Cosa farai:
A. Nel testo sulla pratica condivisa, quale nome riceve l'apertura mentale che la condivisione porta con sé?
B. Prosegui il testo sulla pratica condivisa a partire dalla frase "Qualcosa che resta."

Brano di lettura:
----

Molto spesso mi viene chiesto perché la pratica insieme agli altri è diversa da quella a casa, benché siano esperienze che vengono condotte entrambe ad occhi chiusi.
Le risposte sono tante. La presenza degli altri ci fa sentire protetti, come antica reminiscenza del nostro essere stati tribù. Per non parlare poi della nostra nascita che è in una matrice relazionale
Il fatto che altre persone scelgano di fare esattamente quello che abbiamo scelto noi conferma la bontà della nostra decisione e ammorbidisce il senso di solitudine – o isolamento – che sperimentiamo spesso nella nostra vita.
L’inevitabile apertura mentale che la condivisione – anche silenziosa – porta con sé è un altro elemento che io chiamo gioia silenziosa. Perché fare silenzio insieme fa nascere qualcosa. Qualcosa che resta.

----

Dati grezzi:
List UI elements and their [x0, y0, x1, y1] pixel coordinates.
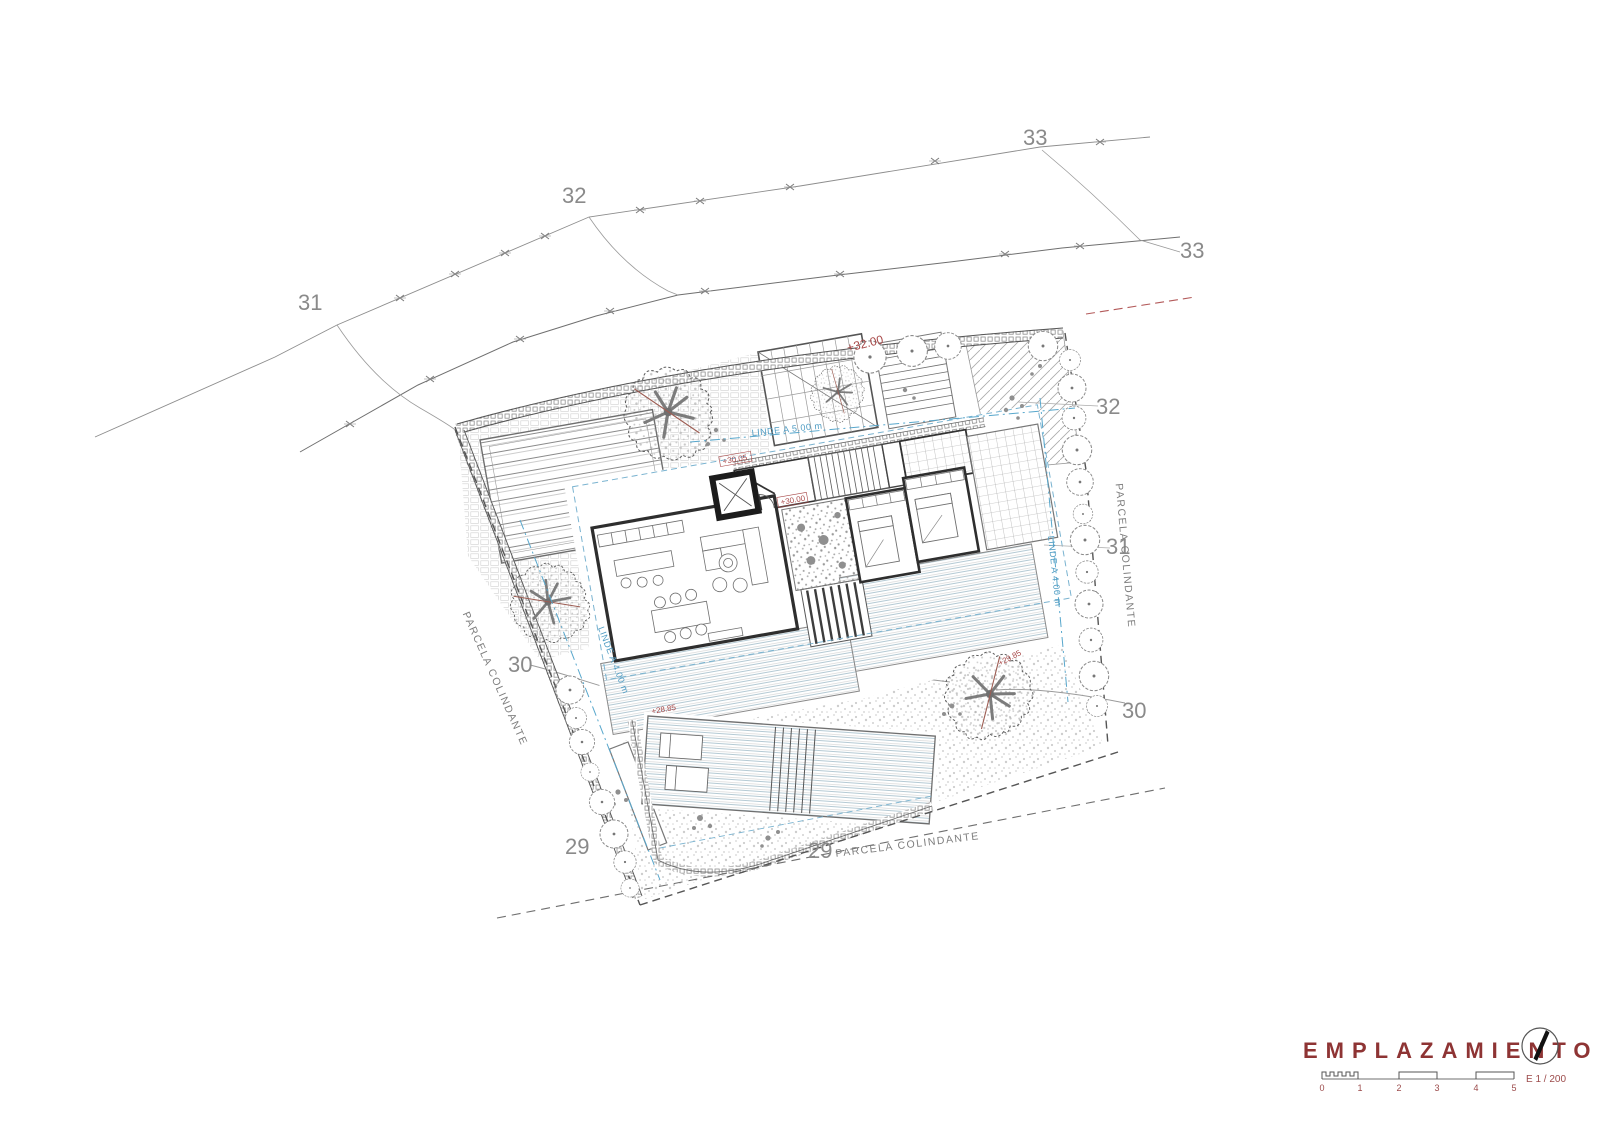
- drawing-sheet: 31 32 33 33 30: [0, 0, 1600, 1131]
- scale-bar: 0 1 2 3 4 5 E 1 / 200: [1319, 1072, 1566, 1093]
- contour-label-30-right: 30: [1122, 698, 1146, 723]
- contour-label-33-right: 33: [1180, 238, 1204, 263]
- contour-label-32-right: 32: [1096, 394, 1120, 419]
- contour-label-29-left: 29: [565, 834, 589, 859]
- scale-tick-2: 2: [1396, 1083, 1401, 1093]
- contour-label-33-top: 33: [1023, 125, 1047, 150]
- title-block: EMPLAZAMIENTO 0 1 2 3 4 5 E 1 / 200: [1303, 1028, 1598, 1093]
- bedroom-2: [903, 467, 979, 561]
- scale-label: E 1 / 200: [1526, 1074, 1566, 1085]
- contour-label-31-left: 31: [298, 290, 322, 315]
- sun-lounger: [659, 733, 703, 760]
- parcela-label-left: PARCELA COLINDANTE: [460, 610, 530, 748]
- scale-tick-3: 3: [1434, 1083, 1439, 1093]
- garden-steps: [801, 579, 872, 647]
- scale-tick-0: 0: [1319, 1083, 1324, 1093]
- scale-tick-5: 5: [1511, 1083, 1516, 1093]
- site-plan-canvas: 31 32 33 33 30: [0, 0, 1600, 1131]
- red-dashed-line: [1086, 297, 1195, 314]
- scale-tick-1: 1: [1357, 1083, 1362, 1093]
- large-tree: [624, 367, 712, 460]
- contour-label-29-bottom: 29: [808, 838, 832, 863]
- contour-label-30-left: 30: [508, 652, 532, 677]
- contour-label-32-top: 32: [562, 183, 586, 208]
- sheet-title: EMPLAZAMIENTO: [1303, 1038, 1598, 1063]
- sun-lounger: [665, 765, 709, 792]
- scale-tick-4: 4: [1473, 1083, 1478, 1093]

----

Risposte in ordine:
A. Viene chiamata gioia silenziosa.

B.
E poi, last but not least, noi impariamo dagli altri, in modi imperscrutabili e impliciti. Impariamo dalle loro sfumature, dalla loro diversità e impariamo dalle nostre reazioni alla presenza degli altri. Dalla diversa natura delle emozioni sociali e delle emozioni primarie. Così nella pratica condivisa possiamo esercitarci nella nostra autoregolazione e nella regolazione interattiva, in un contesto protetto, fiducioso.
Nel ritiro percorriamo questa strada con piena consapevolezza: così i momenti di lavoro corporeo fanno da fondamento alla pratica individuale e la pratica individuale fa da radice alla meditazione in diadi. I momenti di condivisione si alternano a quelli di solitudine. Il lavoro collettivo è accompagnato dal colloquio individuale. Per sperimentare il ritmo che ha dato forma al nostro cuore. E che continua a farlo crescere.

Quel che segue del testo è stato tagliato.